** Start Data section **
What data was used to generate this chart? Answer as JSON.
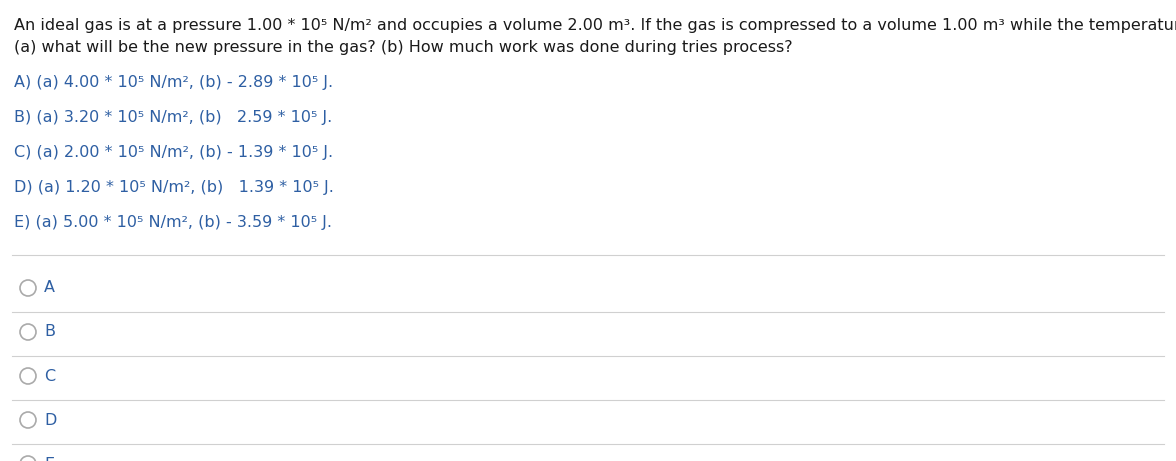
{
  "background_color": "#ffffff",
  "question_color": "#1a1a1a",
  "option_text_color": "#2e5fa3",
  "radio_label_color": "#2e5fa3",
  "divider_color": "#d0d0d0",
  "question_line1": "An ideal gas is at a pressure 1.00 * 10⁵ N/m² and occupies a volume 2.00 m³. If the gas is compressed to a volume 1.00 m³ while the temperature remains constant,",
  "question_line2": "(a) what will be the new pressure in the gas? (b) How much work was done during tries process?",
  "options": [
    "A) (a) 4.00 * 10⁵ N/m², (b) - 2.89 * 10⁵ J.",
    "B) (a) 3.20 * 10⁵ N/m², (b)   2.59 * 10⁵ J.",
    "C) (a) 2.00 * 10⁵ N/m², (b) - 1.39 * 10⁵ J.",
    "D) (a) 1.20 * 10⁵ N/m², (b)   1.39 * 10⁵ J.",
    "E) (a) 5.00 * 10⁵ N/m², (b) - 3.59 * 10⁵ J."
  ],
  "radio_labels": [
    "A",
    "B",
    "C",
    "D",
    "E"
  ],
  "figsize": [
    11.76,
    4.61
  ],
  "dpi": 100,
  "fontsize_question": 11.5,
  "fontsize_options": 11.5,
  "fontsize_radio": 11.5
}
** End Data section **
▸ Problem to work on
Without including any pictures, print all of the material exactly as given.

▸ Task answer
What data was used to generate this chart? Answer as JSON.
{
  "background_color": "#ffffff",
  "question_color": "#1a1a1a",
  "option_text_color": "#2e5fa3",
  "radio_label_color": "#2e5fa3",
  "divider_color": "#d0d0d0",
  "question_line1": "An ideal gas is at a pressure 1.00 * 10⁵ N/m² and occupies a volume 2.00 m³. If the gas is compressed to a volume 1.00 m³ while the temperature remains constant,",
  "question_line2": "(a) what will be the new pressure in the gas? (b) How much work was done during tries process?",
  "options": [
    "A) (a) 4.00 * 10⁵ N/m², (b) - 2.89 * 10⁵ J.",
    "B) (a) 3.20 * 10⁵ N/m², (b)   2.59 * 10⁵ J.",
    "C) (a) 2.00 * 10⁵ N/m², (b) - 1.39 * 10⁵ J.",
    "D) (a) 1.20 * 10⁵ N/m², (b)   1.39 * 10⁵ J.",
    "E) (a) 5.00 * 10⁵ N/m², (b) - 3.59 * 10⁵ J."
  ],
  "radio_labels": [
    "A",
    "B",
    "C",
    "D",
    "E"
  ],
  "figsize": [
    11.76,
    4.61
  ],
  "dpi": 100,
  "fontsize_question": 11.5,
  "fontsize_options": 11.5,
  "fontsize_radio": 11.5
}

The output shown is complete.